INPUT:
========

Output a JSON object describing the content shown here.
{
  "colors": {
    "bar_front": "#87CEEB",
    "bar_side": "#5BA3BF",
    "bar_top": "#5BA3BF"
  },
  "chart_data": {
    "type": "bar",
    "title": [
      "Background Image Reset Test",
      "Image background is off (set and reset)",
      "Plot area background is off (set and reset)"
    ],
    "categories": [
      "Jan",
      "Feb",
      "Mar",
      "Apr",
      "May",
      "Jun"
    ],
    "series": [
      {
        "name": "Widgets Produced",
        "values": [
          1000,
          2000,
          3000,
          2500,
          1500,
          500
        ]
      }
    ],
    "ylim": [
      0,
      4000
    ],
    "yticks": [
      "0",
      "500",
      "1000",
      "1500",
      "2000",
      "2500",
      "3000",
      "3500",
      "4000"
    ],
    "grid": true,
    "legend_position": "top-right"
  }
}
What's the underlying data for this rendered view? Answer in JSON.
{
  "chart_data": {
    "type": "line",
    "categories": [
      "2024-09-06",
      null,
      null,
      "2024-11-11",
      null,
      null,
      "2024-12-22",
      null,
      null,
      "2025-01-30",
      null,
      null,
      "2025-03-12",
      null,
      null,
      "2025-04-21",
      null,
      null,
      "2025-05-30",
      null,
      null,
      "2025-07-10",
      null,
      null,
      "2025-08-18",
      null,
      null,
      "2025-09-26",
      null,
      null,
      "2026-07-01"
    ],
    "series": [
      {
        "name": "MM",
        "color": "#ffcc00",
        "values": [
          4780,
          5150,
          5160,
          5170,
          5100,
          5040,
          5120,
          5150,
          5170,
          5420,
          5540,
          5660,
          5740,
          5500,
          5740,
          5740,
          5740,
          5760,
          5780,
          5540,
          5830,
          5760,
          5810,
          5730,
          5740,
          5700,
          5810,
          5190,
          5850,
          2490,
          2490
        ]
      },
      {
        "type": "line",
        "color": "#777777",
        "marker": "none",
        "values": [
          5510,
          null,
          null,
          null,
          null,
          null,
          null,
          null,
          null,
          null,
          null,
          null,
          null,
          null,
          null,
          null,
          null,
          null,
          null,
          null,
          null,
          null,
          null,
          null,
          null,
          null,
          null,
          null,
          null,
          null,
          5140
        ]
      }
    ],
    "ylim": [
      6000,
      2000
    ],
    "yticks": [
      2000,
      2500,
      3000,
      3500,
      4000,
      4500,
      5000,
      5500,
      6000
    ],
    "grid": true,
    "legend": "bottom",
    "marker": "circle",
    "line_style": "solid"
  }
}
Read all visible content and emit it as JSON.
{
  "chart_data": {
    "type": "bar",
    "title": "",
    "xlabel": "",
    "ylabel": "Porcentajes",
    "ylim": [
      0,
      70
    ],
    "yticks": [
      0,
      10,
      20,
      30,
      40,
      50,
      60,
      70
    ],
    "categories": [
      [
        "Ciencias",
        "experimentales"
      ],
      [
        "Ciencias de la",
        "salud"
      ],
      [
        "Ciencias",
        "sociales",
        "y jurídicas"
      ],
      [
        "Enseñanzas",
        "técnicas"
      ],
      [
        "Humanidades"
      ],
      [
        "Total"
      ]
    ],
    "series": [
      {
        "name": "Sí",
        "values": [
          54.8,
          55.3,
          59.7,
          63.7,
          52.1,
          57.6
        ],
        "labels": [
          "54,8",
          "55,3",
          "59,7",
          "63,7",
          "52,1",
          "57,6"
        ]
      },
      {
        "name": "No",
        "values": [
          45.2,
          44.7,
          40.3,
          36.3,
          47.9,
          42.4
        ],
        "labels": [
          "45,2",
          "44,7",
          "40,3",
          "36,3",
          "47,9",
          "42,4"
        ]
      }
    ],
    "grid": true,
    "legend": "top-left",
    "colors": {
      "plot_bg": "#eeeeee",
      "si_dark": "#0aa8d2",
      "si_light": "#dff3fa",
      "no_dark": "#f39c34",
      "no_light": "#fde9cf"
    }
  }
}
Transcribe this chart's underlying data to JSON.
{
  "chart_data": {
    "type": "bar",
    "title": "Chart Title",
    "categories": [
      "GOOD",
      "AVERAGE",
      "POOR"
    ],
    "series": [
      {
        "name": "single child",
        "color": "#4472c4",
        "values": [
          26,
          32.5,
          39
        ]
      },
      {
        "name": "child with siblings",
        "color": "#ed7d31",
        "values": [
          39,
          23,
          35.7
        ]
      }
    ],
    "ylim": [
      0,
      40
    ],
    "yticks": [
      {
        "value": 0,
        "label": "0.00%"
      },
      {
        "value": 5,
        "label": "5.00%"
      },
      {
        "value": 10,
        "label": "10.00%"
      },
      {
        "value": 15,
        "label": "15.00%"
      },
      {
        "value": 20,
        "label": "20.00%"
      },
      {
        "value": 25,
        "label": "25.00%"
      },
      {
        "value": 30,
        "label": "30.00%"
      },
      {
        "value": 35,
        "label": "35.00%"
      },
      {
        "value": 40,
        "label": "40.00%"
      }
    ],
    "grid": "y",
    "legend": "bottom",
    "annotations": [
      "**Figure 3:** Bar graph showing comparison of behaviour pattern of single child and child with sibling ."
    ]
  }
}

========

YOUR TASK:
Identify and copy lines that hold the string "underlying".

THE RESULT:
What's the underlying data for this rendered view? Answer in JSON.
Transcribe this chart's underlying data to JSON.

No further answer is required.